== Task brief ==
Extract each line bearing the word "data".

+++ Source records

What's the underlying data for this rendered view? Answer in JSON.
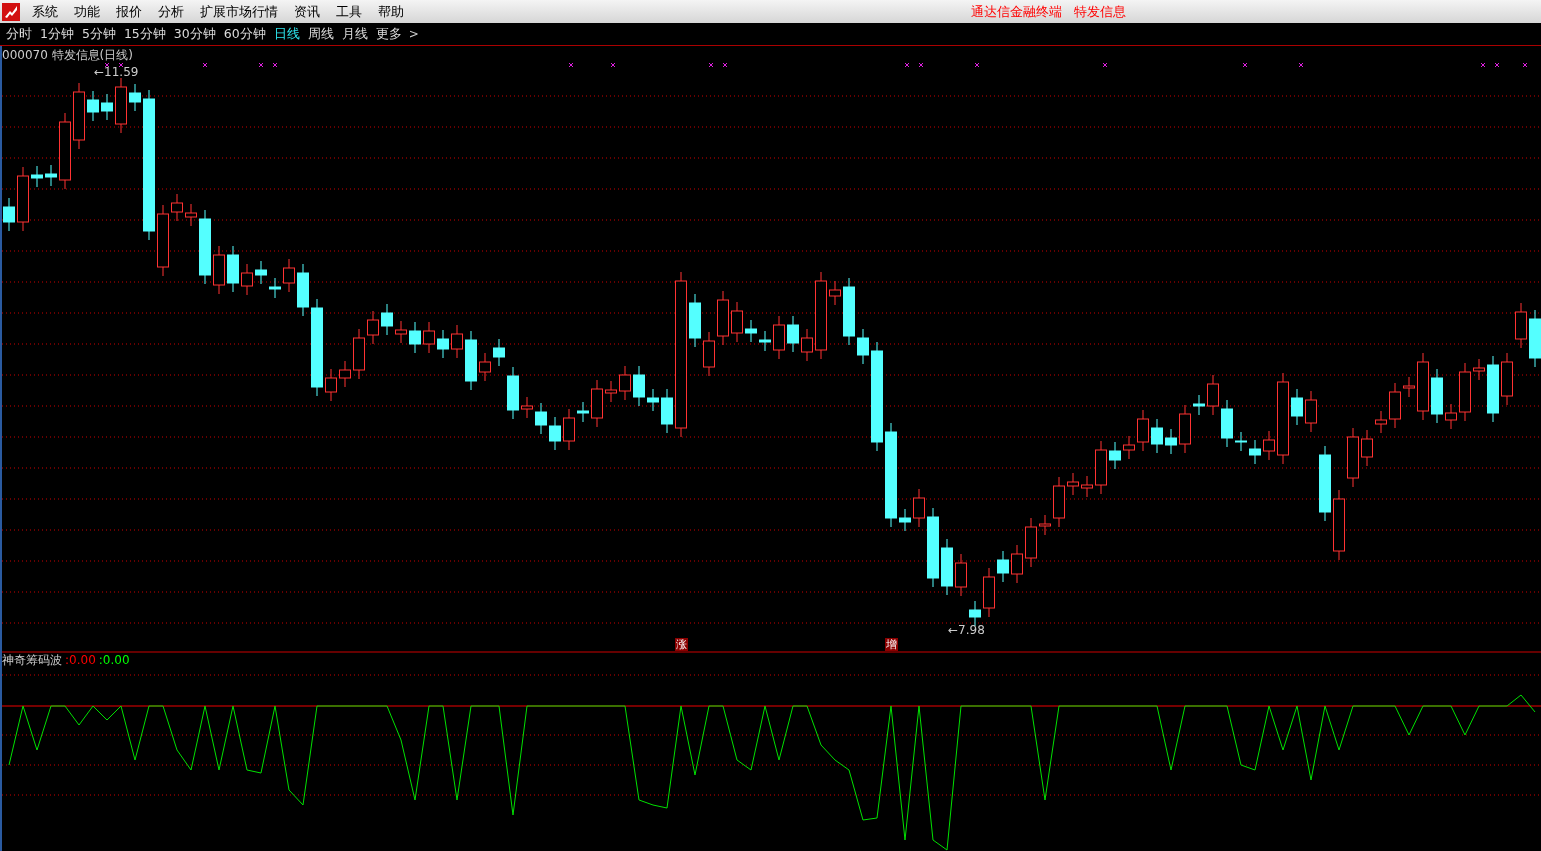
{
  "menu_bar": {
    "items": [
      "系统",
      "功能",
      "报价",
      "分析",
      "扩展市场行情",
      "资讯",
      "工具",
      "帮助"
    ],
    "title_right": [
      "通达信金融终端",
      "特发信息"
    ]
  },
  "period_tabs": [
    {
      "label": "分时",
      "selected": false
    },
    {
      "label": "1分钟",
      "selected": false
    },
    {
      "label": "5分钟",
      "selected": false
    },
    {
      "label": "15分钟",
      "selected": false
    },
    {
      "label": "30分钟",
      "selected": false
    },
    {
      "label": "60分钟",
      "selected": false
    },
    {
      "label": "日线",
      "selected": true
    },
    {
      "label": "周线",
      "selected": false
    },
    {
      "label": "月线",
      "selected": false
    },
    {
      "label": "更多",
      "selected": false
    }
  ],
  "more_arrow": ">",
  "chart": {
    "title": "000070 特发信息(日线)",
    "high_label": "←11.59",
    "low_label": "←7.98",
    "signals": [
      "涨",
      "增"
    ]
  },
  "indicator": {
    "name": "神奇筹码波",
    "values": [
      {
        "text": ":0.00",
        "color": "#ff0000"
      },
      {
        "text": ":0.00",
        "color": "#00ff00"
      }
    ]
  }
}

++++++
+++ Source records

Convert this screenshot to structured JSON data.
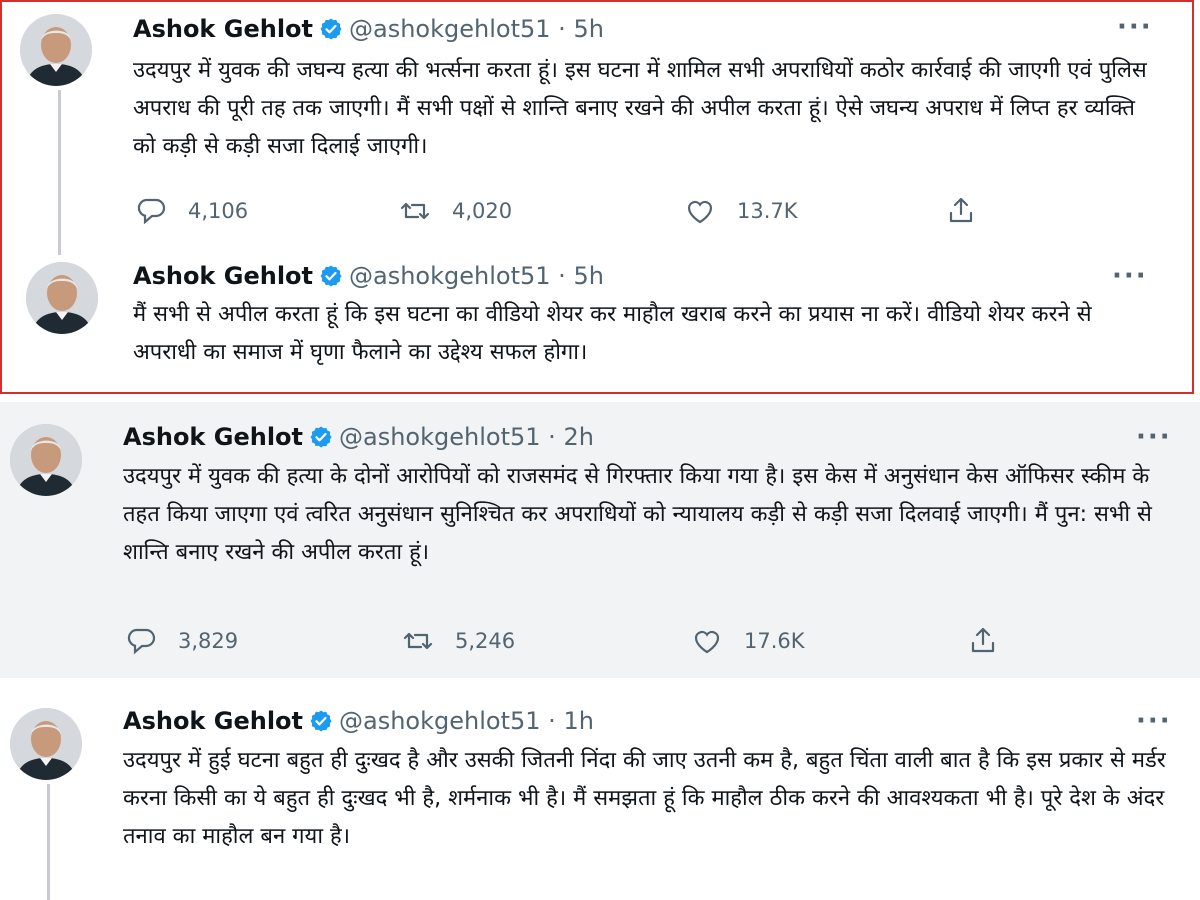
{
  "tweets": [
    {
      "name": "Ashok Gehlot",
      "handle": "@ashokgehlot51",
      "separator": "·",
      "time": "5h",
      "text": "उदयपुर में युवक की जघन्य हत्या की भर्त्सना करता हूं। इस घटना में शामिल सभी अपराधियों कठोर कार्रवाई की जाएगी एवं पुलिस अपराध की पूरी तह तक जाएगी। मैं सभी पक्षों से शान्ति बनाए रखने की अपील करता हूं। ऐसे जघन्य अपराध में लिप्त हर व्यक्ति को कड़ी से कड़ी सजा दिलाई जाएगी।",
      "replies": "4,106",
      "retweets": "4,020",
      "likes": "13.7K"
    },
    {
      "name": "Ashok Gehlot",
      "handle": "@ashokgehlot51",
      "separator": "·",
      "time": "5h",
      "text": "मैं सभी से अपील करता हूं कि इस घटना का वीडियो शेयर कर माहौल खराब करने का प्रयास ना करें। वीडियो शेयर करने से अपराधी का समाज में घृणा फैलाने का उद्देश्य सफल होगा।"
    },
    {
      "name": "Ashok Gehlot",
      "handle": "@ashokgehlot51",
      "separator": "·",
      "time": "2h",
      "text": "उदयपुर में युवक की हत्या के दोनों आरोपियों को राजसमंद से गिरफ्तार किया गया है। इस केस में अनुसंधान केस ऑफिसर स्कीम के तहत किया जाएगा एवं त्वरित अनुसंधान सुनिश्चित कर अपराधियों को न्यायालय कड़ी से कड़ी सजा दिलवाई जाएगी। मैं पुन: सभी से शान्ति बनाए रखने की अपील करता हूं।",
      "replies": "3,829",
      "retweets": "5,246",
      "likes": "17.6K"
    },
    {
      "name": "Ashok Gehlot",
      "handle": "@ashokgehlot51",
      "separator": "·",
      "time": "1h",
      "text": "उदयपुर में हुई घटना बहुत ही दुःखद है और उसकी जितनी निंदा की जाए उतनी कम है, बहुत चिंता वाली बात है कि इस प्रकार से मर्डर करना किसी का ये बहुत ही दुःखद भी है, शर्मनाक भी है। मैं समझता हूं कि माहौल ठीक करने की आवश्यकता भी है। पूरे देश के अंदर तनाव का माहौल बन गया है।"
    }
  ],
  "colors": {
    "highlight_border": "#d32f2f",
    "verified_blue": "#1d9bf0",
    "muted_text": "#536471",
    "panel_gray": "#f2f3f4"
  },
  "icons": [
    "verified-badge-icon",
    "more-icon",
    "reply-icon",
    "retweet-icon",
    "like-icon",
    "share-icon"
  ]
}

++++++

== Solution for this problem ==
What's the underlying data for this rendered view? Answer in JSON.
Convert this screenshot to structured JSON data.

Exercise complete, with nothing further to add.